Your goal: Copy each line below that includes "年付租金房屋出租合同".

Items listed in a dataset:
--- --- ---

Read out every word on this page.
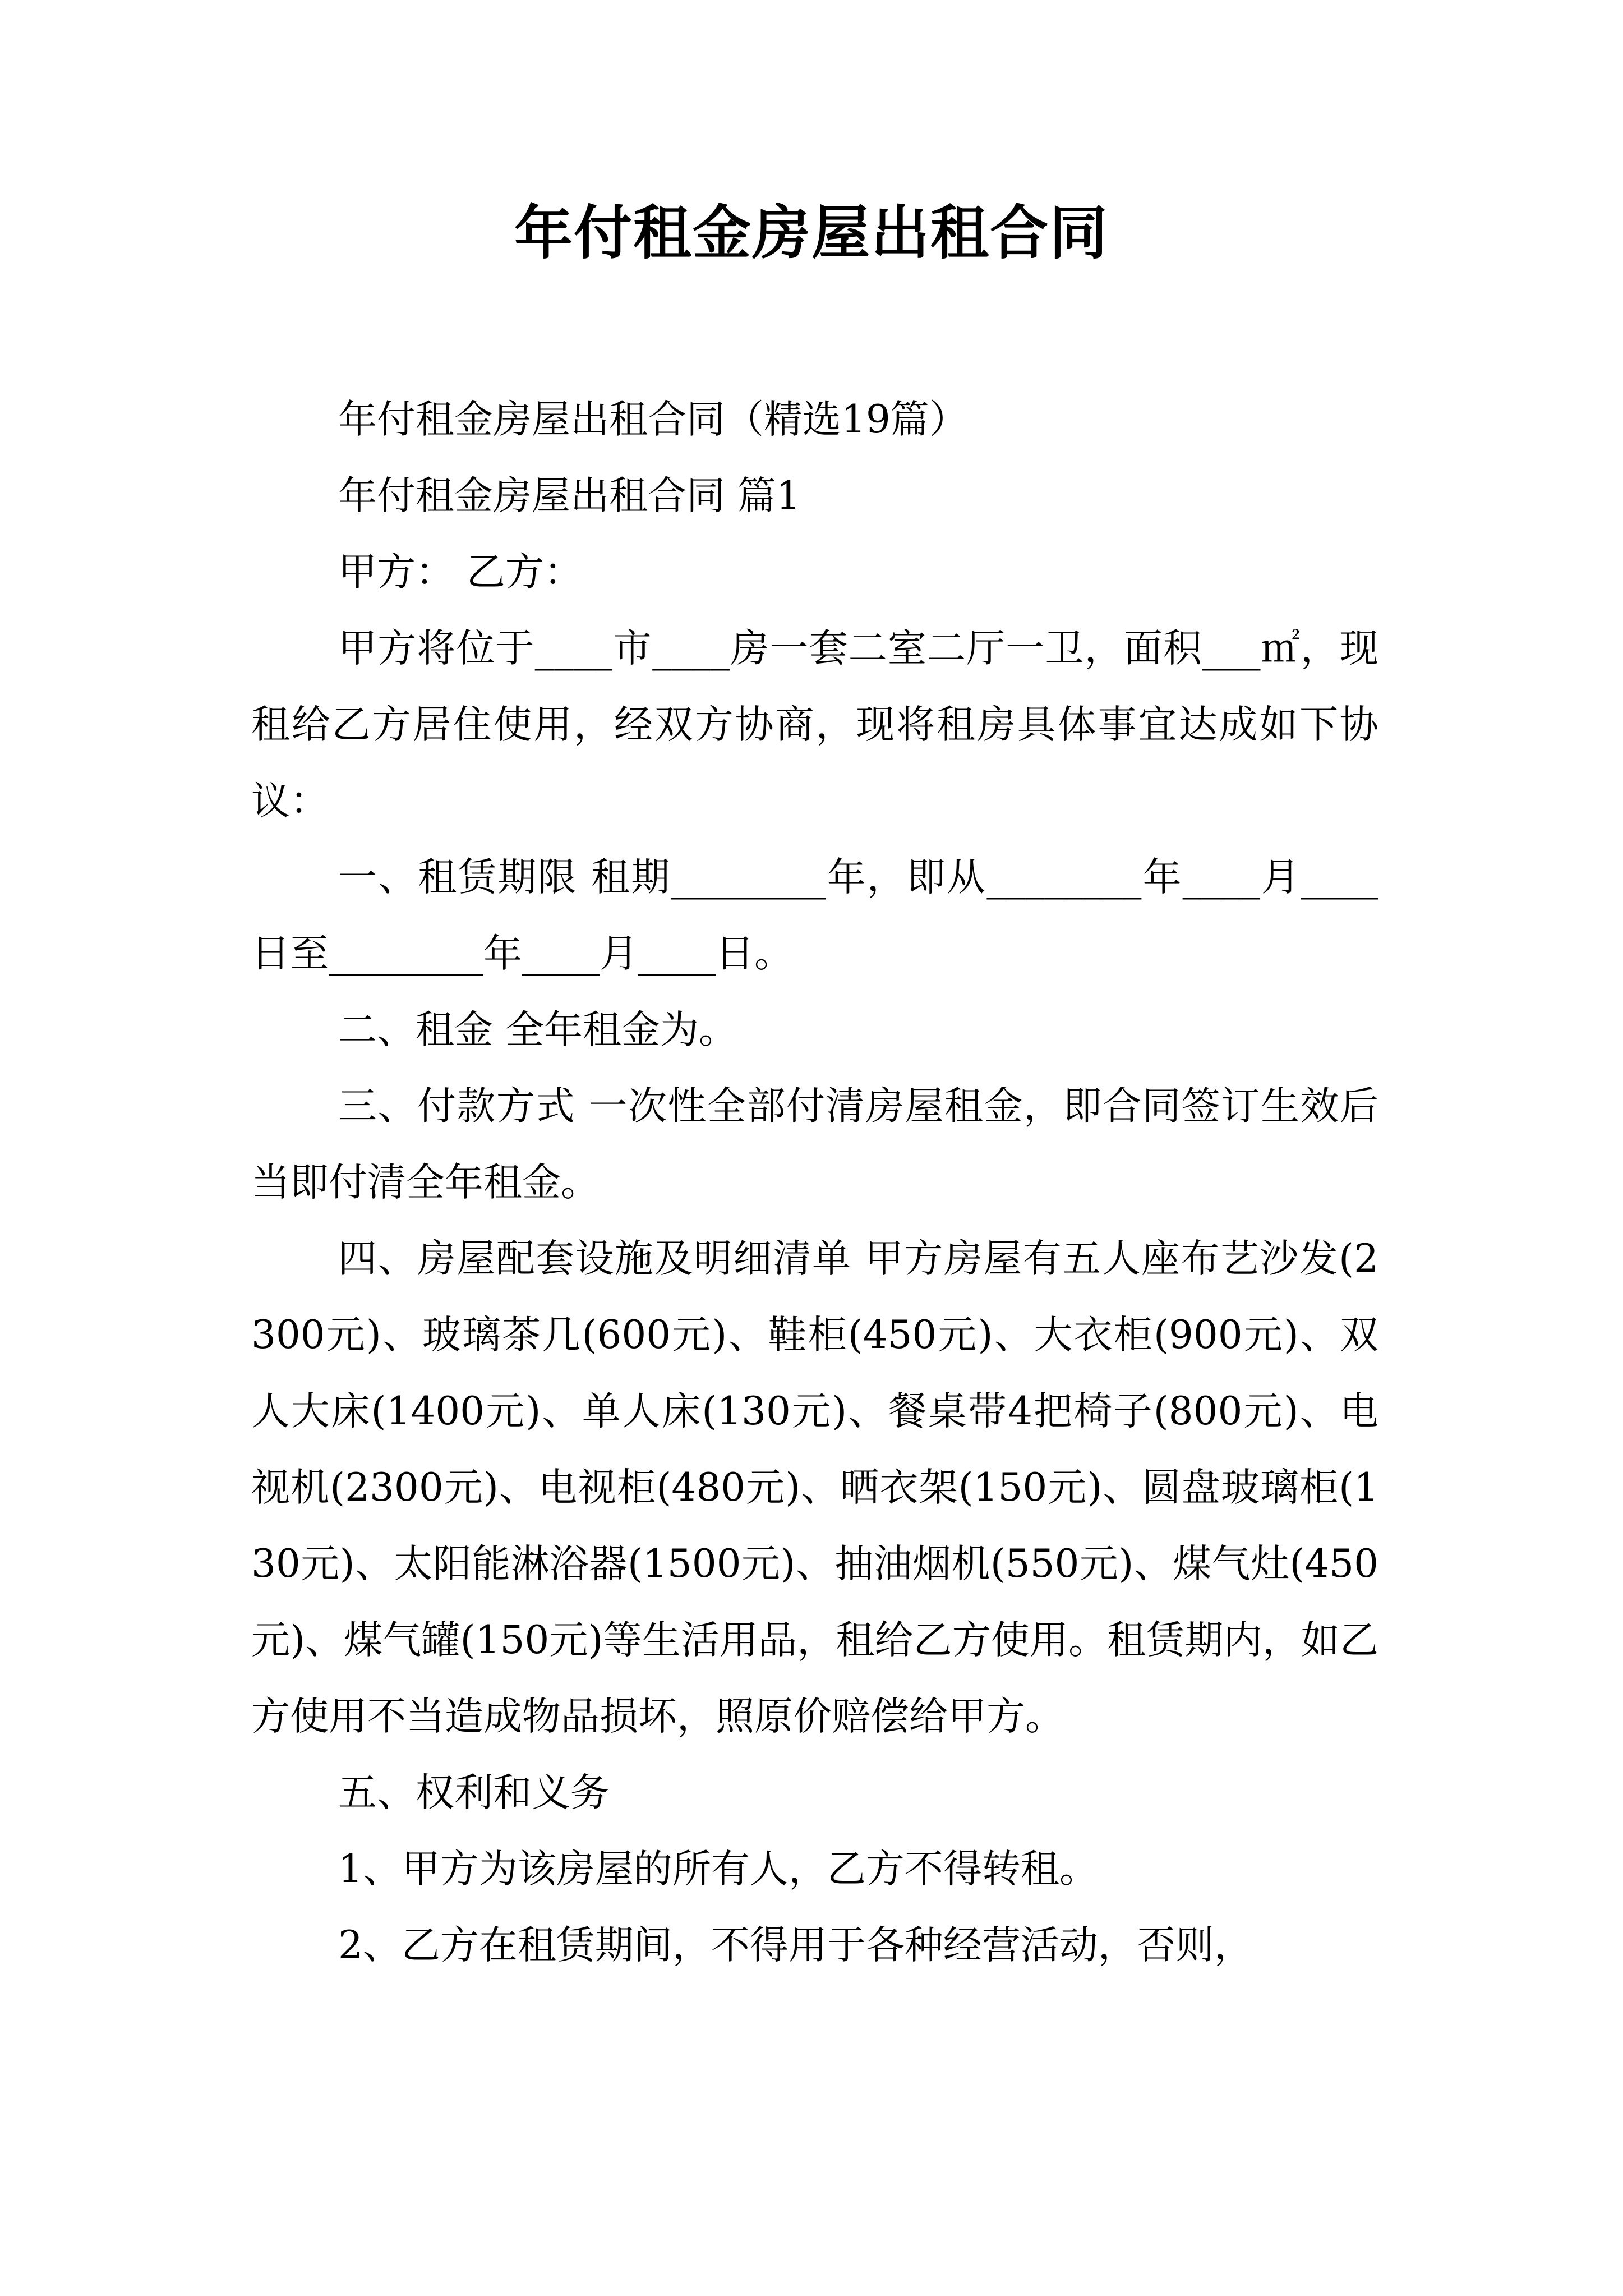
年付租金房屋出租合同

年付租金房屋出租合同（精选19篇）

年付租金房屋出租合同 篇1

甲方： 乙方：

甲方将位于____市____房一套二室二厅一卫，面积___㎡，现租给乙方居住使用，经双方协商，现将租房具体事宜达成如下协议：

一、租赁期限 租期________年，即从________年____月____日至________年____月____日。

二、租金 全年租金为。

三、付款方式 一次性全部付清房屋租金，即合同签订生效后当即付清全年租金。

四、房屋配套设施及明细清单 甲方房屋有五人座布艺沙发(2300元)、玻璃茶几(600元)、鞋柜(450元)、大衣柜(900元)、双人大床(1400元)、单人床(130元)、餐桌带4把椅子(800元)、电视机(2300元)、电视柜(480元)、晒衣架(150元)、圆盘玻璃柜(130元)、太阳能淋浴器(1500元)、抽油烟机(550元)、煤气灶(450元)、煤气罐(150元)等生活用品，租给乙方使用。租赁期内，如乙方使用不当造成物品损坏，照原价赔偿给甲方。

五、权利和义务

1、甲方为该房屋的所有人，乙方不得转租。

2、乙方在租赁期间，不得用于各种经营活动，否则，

--- --- ---

Solution to the exercise:
年付租金房屋出租合同
年付租金房屋出租合同（精选19篇）
年付租金房屋出租合同 篇1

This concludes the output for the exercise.